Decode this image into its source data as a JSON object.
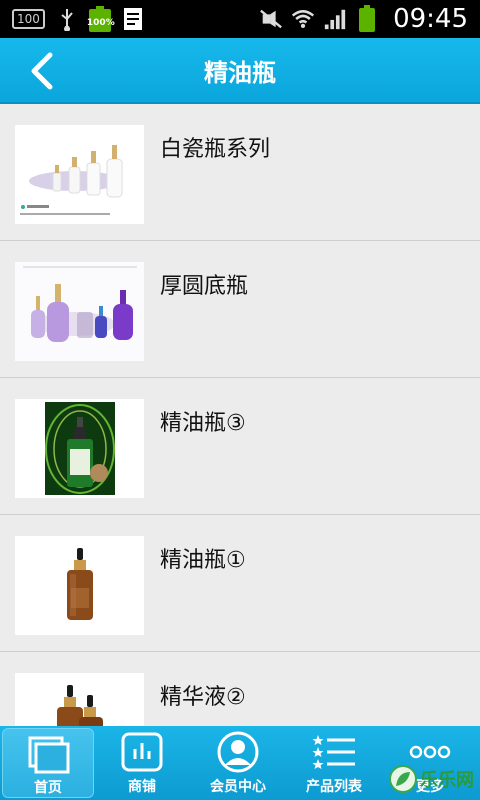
{
  "status_bar": {
    "badge": "100",
    "battery_small_pct": "100%",
    "time": "09:45"
  },
  "header": {
    "title": "精油瓶"
  },
  "items": [
    {
      "label": "白瓷瓶系列",
      "caption": "白玉精油瓶"
    },
    {
      "label": "厚圆底瓶"
    },
    {
      "label": "精油瓶③"
    },
    {
      "label": "精油瓶①"
    },
    {
      "label": "精华液②"
    }
  ],
  "tabs": [
    {
      "label": "首页",
      "icon": "home-icon"
    },
    {
      "label": "商铺",
      "icon": "shop-icon"
    },
    {
      "label": "会员中心",
      "icon": "member-icon"
    },
    {
      "label": "产品列表",
      "icon": "product-list-icon"
    },
    {
      "label": "更多",
      "icon": "more-icon"
    }
  ],
  "watermark": "乐乐网",
  "colors": {
    "header": "#0aa6db",
    "tabbar": "#0d9bd1",
    "list_bg": "#ececec"
  }
}
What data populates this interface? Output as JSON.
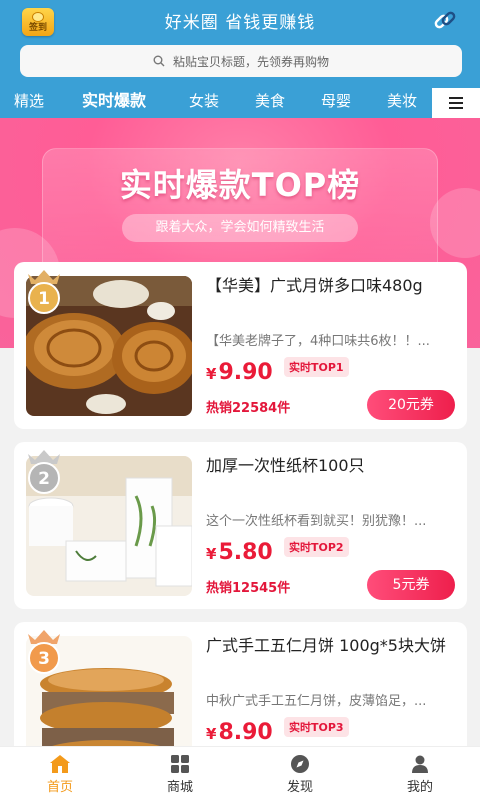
{
  "header": {
    "sign_label": "签到",
    "title": "好米圈 省钱更赚钱",
    "search_placeholder": "粘贴宝贝标题，先领券再购物"
  },
  "tabs": [
    {
      "label": "精选"
    },
    {
      "label": "实时爆款"
    },
    {
      "label": "女装"
    },
    {
      "label": "美食"
    },
    {
      "label": "母婴"
    },
    {
      "label": "美妆"
    }
  ],
  "banner": {
    "title": "实时爆款TOP榜",
    "subtitle": "跟着大众，学会如何精致生活"
  },
  "products": [
    {
      "rank": "1",
      "name": "【华美】广式月饼多口味480g",
      "desc": "【华美老牌子了，4种口味共6枚！！...",
      "yen": "¥",
      "price": "9.90",
      "tag": "实时TOP1",
      "sales": "热销22584件",
      "coupon": "20元券"
    },
    {
      "rank": "2",
      "name": "加厚一次性纸杯100只",
      "desc": "这个一次性纸杯看到就买！别犹豫！...",
      "yen": "¥",
      "price": "5.80",
      "tag": "实时TOP2",
      "sales": "热销12545件",
      "coupon": "5元券"
    },
    {
      "rank": "3",
      "name": "广式手工五仁月饼 100g*5块大饼",
      "desc": "中秋广式手工五仁月饼，皮薄馅足，...",
      "yen": "¥",
      "price": "8.90",
      "tag": "实时TOP3",
      "sales": "",
      "coupon": ""
    }
  ],
  "bottom_nav": [
    {
      "label": "首页",
      "icon": "home-icon"
    },
    {
      "label": "商城",
      "icon": "grid-icon"
    },
    {
      "label": "发现",
      "icon": "compass-icon"
    },
    {
      "label": "我的",
      "icon": "user-icon"
    }
  ],
  "colors": {
    "header_blue": "#3aa0d6",
    "banner_pink": "#ff5d96",
    "price_red": "#ea1b38",
    "active_orange": "#f39a1b"
  }
}
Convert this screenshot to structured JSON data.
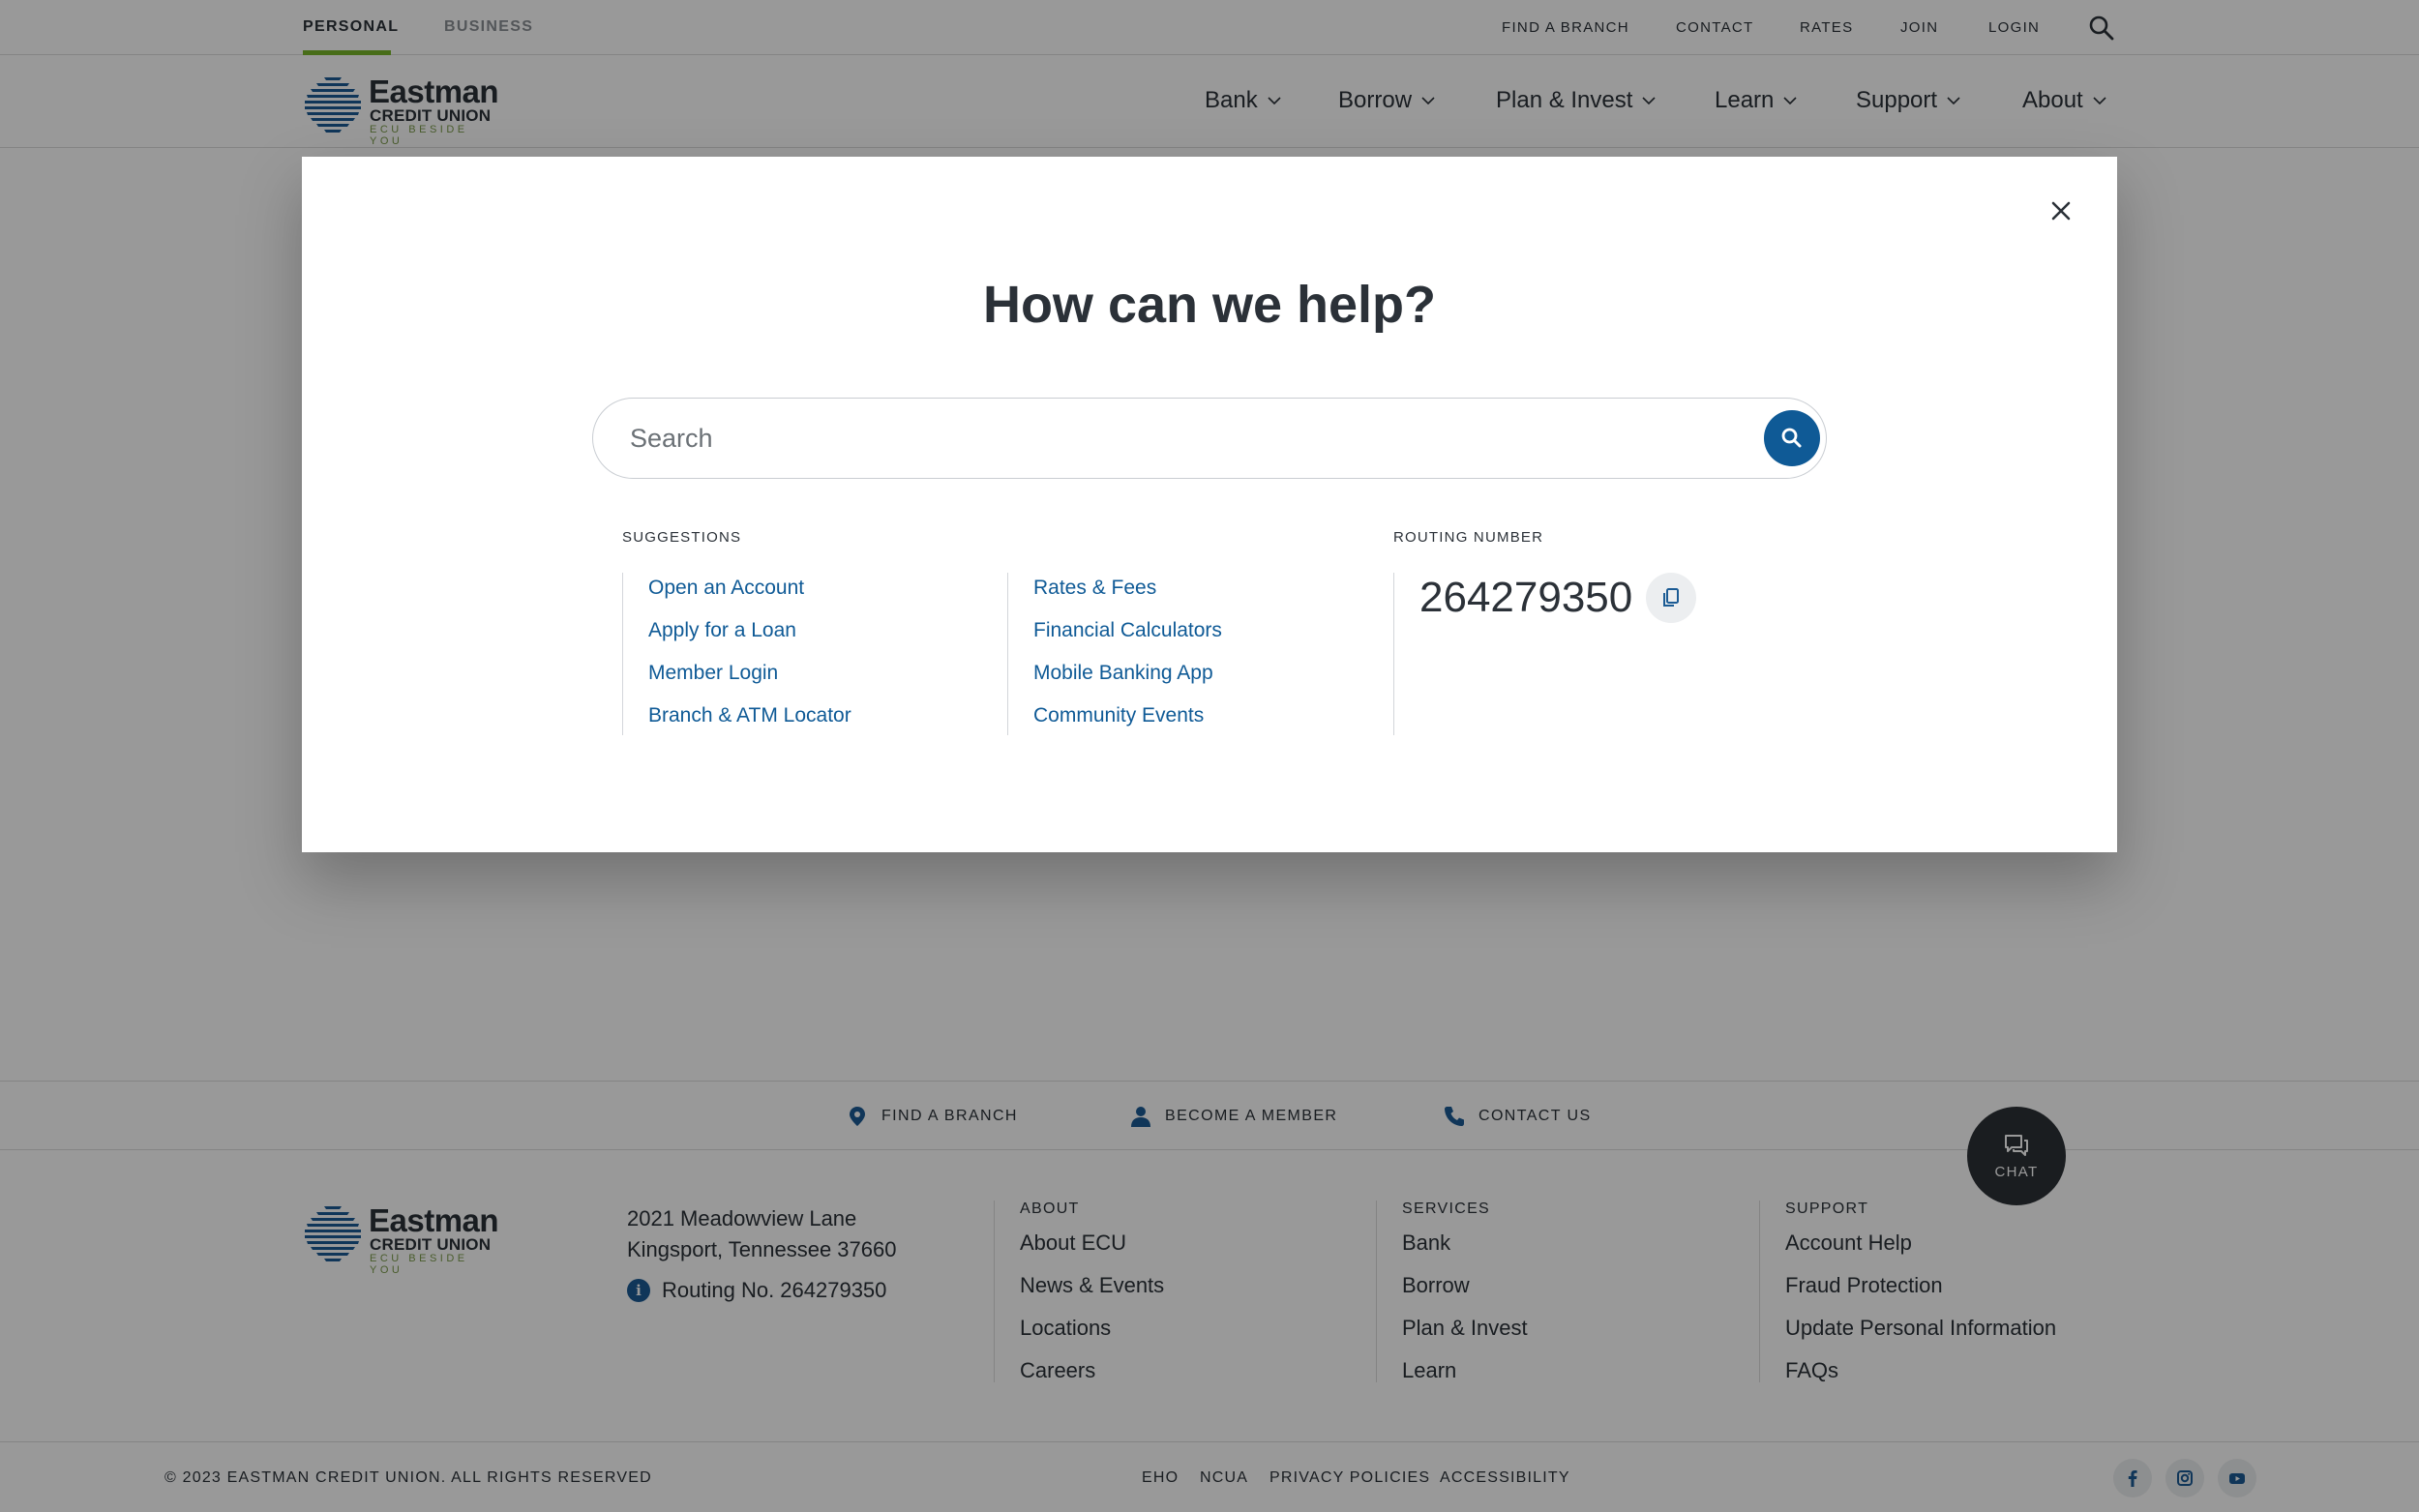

-- -- --

List all lines holding the string "JSON".

■ OUTPUT FOR THIS TASK
Decode this image into its source data as a JSON object.
What data populates this interface? Output as JSON.
Convert this screenshot to structured JSON data.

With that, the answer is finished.